=== SUPPLIED INFORMATION ===

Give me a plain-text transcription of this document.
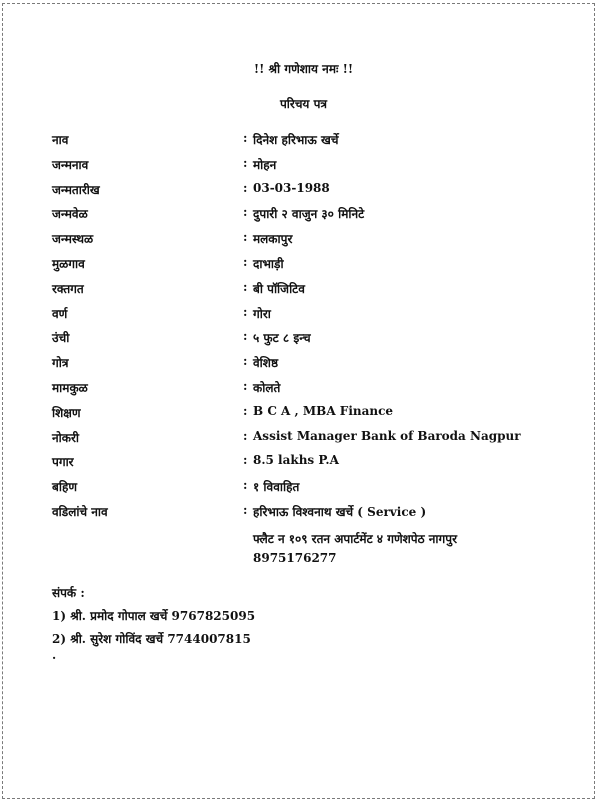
!! श्री गणेशाय नमः !!
परिचय पत्र
नाव	: दिनेश हरिभाऊ खर्चे
जन्मनाव	: मोहन
जन्मतारीख	: 03-03-1988
जन्मवेळ	: दुपारी २ वाजुन ३० मिनिटे
जन्मस्थळ	: मलकापुर
मुळगाव	: दाभाड़ी
रक्तगत	: बी पॉजिटिव
वर्ण	: गोरा
उंची	: ५ फुट ८ इन्च
गोत्र	: वेशिष्ठ
मामकुळ	: कोलते
शिक्षण	: B C A , MBA Finance
नोकरी	: Assist Manager Bank of Baroda Nagpur
पगार	: 8.5 lakhs P.A
बहिण	: १ विवाहित
वडिलांचे नाव	: हरिभाऊ विश्वनाथ खर्चे ( Service )
फ्लैट न १०९ रतन अपार्टमेंट ४ गणेशपेठ नागपुर
8975176277
संपर्क :
1) श्री. प्रमोद गोपाल खर्चे 9767825095
2) श्री. सुरेश गोविंद खर्चे 7744007815
.
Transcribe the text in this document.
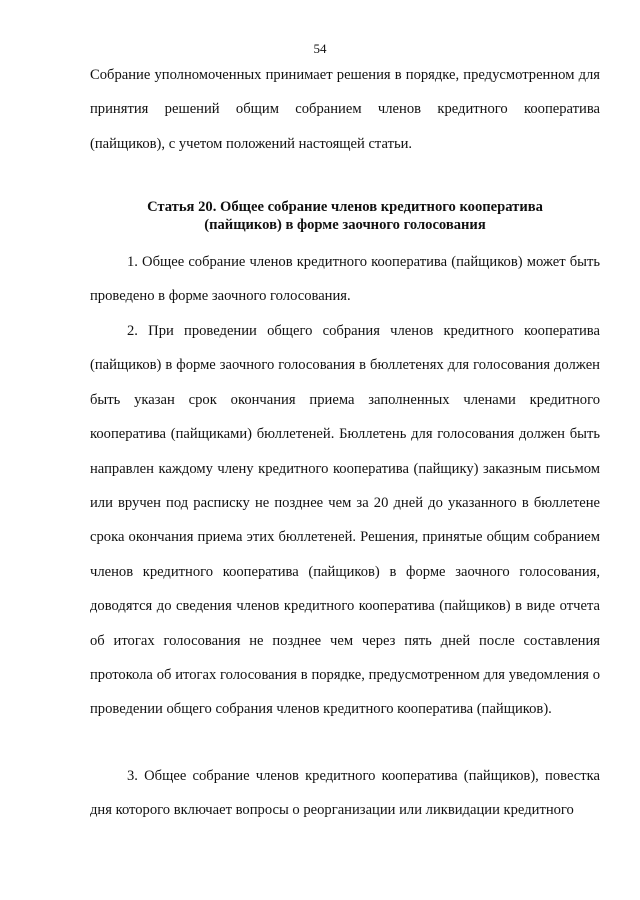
54

Собрание уполномоченных принимает решения в порядке, предусмотренном для принятия решений общим собранием членов кредитного кооператива (пайщиков), с учетом положений настоящей статьи.

Статья 20. Общее собрание членов кредитного кооператива
(пайщиков) в форме заочного голосования

1. Общее собрание членов кредитного кооператива (пайщиков) может быть проведено в форме заочного голосования.

2. При проведении общего собрания членов кредитного кооператива (пайщиков) в форме заочного голосования в бюллетенях для голосования должен быть указан срок окончания приема заполненных членами кредитного кооператива (пайщиками) бюллетеней. Бюллетень для голосования должен быть направлен каждому члену кредитного кооператива (пайщику) заказным письмом или вручен под расписку не позднее чем за 20 дней до указанного в бюллетене срока окончания приема этих бюллетеней. Решения, принятые общим собранием членов кредитного кооператива (пайщиков) в форме заочного голосования, доводятся до сведения членов кредитного кооператива (пайщиков) в виде отчета об итогах голосования не позднее чем через пять дней после составления протокола об итогах голосования в порядке, предусмотренном для уведомления о проведении общего собрания членов кредитного кооператива (пайщиков).

3. Общее собрание членов кредитного кооператива (пайщиков), повестка дня которого включает вопросы о реорганизации или ликвидации кредитного
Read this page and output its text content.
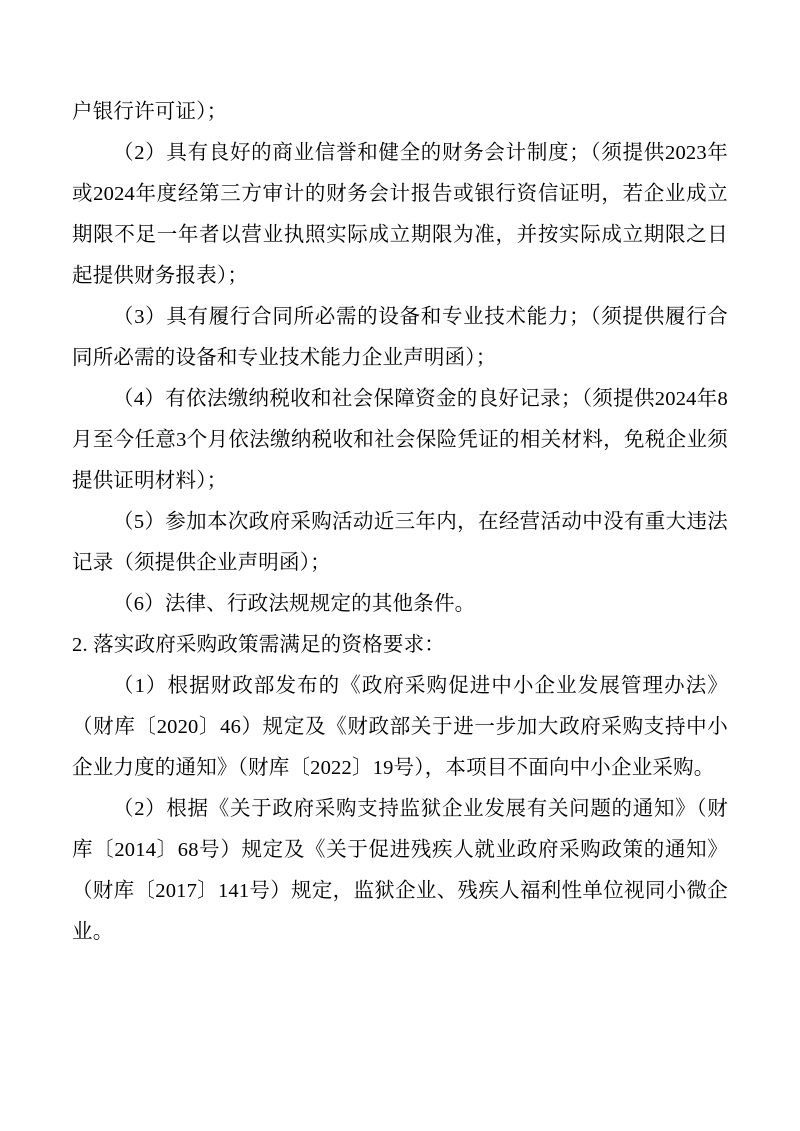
户银行许可证）；

（2）具有良好的商业信誉和健全的财务会计制度；（须提供2023年或2024年度经第三方审计的财务会计报告或银行资信证明，若企业成立期限不足一年者以营业执照实际成立期限为准，并按实际成立期限之日起提供财务报表）；

（3）具有履行合同所必需的设备和专业技术能力；（须提供履行合同所必需的设备和专业技术能力企业声明函）；

（4）有依法缴纳税收和社会保障资金的良好记录；（须提供2024年8月至今任意3个月依法缴纳税收和社会保险凭证的相关材料，免税企业须提供证明材料）；

（5）参加本次政府采购活动近三年内，在经营活动中没有重大违法记录（须提供企业声明函）；

（6）法律、行政法规规定的其他条件。

2. 落实政府采购政策需满足的资格要求：

（1）根据财政部发布的《政府采购促进中小企业发展管理办法》（财库〔2020〕46）规定及《财政部关于进一步加大政府采购支持中小企业力度的通知》（财库〔2022〕19号），本项目不面向中小企业采购。

（2）根据《关于政府采购支持监狱企业发展有关问题的通知》（财库〔2014〕68号）规定及《关于促进残疾人就业政府采购政策的通知》（财库〔2017〕141号）规定，监狱企业、残疾人福利性单位视同小微企业。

===

▶ EXERCISE AIM:
Restate the whole listing above exactly, except for its images.

▶ COMPLETE OUTPUT:
Give me a plain-text transcription of this document.
!! श्री गणेशाय नमः !!
परिचय पत्र
नाव	: दिनेश हरिभाऊ खर्चे
जन्मनाव	: मोहन
जन्मतारीख	: 03-03-1988
जन्मवेळ	: दुपारी २ वाजुन ३० मिनिटे
जन्मस्थळ	: मलकापुर
मुळगाव	: दाभाड़ी
रक्तगत	: बी पॉजिटिव
वर्ण	: गोरा
उंची	: ५ फुट ८ इन्च
गोत्र	: वेशिष्ठ
मामकुळ	: कोलते
शिक्षण	: B C A , MBA Finance
नोकरी	: Assist Manager Bank of Baroda Nagpur
पगार	: 8.5 lakhs P.A
बहिण	: १ विवाहित
वडिलांचे नाव	: हरिभाऊ विश्वनाथ खर्चे ( Service )
फ्लैट न १०९ रतन अपार्टमेंट ४ गणेशपेठ नागपुर
8975176277
संपर्क :
1) श्री. प्रमोद गोपाल खर्चे 9767825095
2) श्री. सुरेश गोविंद खर्चे 7744007815
.
Transcribe the text in this document.
54

Собрание уполномоченных принимает решения в порядке, предусмотренном для принятия решений общим собранием членов кредитного кооператива (пайщиков), с учетом положений настоящей статьи.

Статья 20. Общее собрание членов кредитного кооператива
(пайщиков) в форме заочного голосования

1. Общее собрание членов кредитного кооператива (пайщиков) может быть проведено в форме заочного голосования.

2. При проведении общего собрания членов кредитного кооператива (пайщиков) в форме заочного голосования в бюллетенях для голосования должен быть указан срок окончания приема заполненных членами кредитного кооператива (пайщиками) бюллетеней. Бюллетень для голосования должен быть направлен каждому члену кредитного кооператива (пайщику) заказным письмом или вручен под расписку не позднее чем за 20 дней до указанного в бюллетене срока окончания приема этих бюллетеней. Решения, принятые общим собранием членов кредитного кооператива (пайщиков) в форме заочного голосования, доводятся до сведения членов кредитного кооператива (пайщиков) в виде отчета об итогах голосования не позднее чем через пять дней после составления протокола об итогах голосования в порядке, предусмотренном для уведомления о проведении общего собрания членов кредитного кооператива (пайщиков).

3. Общее собрание членов кредитного кооператива (пайщиков), повестка дня которого включает вопросы о реорганизации или ликвидации кредитного
Read this page and output its text content.
户银行许可证）；

（2）具有良好的商业信誉和健全的财务会计制度；（须提供2023年或2024年度经第三方审计的财务会计报告或银行资信证明，若企业成立期限不足一年者以营业执照实际成立期限为准，并按实际成立期限之日起提供财务报表）；

（3）具有履行合同所必需的设备和专业技术能力；（须提供履行合同所必需的设备和专业技术能力企业声明函）；

（4）有依法缴纳税收和社会保障资金的良好记录；（须提供2024年8月至今任意3个月依法缴纳税收和社会保险凭证的相关材料，免税企业须提供证明材料）；

（5）参加本次政府采购活动近三年内，在经营活动中没有重大违法记录（须提供企业声明函）；

（6）法律、行政法规规定的其他条件。

2. 落实政府采购政策需满足的资格要求：

（1）根据财政部发布的《政府采购促进中小企业发展管理办法》（财库〔2020〕46）规定及《财政部关于进一步加大政府采购支持中小企业力度的通知》（财库〔2022〕19号），本项目不面向中小企业采购。

（2）根据《关于政府采购支持监狱企业发展有关问题的通知》（财库〔2014〕68号）规定及《关于促进残疾人就业政府采购政策的通知》（财库〔2017〕141号）规定，监狱企业、残疾人福利性单位视同小微企业。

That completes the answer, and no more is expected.